[Saved entries]
%%
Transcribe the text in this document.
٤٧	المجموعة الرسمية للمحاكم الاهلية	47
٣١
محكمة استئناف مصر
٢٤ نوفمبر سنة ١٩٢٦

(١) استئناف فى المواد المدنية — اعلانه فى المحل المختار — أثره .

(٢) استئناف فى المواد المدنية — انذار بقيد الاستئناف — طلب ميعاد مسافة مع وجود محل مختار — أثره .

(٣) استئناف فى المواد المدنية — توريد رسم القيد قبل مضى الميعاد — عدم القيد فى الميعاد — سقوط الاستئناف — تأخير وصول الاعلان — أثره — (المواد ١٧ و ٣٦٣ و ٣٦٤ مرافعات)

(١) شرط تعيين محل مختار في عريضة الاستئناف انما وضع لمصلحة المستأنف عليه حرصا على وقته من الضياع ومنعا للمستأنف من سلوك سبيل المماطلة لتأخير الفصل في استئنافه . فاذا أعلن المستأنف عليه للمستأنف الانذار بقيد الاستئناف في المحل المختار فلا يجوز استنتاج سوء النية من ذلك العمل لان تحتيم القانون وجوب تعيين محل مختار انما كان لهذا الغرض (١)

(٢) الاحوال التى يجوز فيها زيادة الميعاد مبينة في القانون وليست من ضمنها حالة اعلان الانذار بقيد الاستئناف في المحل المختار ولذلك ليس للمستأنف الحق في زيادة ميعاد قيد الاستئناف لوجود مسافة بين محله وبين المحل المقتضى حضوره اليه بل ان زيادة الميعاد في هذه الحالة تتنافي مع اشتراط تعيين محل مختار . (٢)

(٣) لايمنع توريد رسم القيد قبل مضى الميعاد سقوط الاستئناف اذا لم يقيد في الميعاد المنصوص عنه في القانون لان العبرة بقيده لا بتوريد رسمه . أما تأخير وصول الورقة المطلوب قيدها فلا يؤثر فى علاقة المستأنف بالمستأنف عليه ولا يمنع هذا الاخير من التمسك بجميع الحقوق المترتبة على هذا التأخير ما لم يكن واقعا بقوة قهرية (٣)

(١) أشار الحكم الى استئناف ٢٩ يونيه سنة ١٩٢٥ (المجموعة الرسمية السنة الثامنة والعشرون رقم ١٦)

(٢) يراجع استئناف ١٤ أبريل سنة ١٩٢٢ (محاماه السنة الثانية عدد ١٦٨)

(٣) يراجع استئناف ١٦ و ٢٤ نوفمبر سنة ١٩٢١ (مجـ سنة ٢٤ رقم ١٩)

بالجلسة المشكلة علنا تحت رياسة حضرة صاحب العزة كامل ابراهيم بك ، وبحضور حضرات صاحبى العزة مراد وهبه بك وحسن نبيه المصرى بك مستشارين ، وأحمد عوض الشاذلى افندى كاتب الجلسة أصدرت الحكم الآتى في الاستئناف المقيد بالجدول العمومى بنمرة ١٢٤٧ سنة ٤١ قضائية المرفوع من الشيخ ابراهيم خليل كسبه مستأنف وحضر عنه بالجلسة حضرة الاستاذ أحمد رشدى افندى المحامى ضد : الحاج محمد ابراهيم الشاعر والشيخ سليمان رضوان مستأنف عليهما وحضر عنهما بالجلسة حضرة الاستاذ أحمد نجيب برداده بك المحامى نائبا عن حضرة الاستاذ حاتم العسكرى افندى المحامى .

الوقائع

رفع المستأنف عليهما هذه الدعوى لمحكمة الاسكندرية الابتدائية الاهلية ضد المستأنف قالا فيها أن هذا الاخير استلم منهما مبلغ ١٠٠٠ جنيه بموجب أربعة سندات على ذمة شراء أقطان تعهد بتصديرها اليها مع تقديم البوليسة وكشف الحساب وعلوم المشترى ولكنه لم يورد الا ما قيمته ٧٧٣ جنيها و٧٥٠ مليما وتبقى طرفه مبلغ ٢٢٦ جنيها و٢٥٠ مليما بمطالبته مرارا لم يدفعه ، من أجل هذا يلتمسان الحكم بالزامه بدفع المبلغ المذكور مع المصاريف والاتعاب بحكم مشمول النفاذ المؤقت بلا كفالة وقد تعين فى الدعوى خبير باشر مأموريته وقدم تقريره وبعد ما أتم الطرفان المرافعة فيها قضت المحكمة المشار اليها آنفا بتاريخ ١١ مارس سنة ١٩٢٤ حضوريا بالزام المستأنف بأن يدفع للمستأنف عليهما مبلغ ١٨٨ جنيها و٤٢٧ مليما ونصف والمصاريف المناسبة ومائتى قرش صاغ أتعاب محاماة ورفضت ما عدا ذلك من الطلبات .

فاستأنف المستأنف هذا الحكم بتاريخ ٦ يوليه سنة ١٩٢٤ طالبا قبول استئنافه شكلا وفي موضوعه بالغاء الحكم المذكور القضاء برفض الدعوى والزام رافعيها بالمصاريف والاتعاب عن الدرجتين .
%%
# Task details:
From the listing, copy every line where the string "المواد" appears.

# Solution to the exercise:
(١) استئناف فى المواد المدنية — اعلانه فى المحل المختار — أثره .
(٢) استئناف فى المواد المدنية — انذار بقيد الاستئناف — طلب ميعاد مسافة مع وجود محل مختار — أثره .
(٣) استئناف فى المواد المدنية — توريد رسم القيد قبل مضى الميعاد — عدم القيد فى الميعاد — سقوط الاستئناف — تأخير وصول الاعلان — أثره — (المواد ١٧ و ٣٦٣ و ٣٦٤ مرافعات)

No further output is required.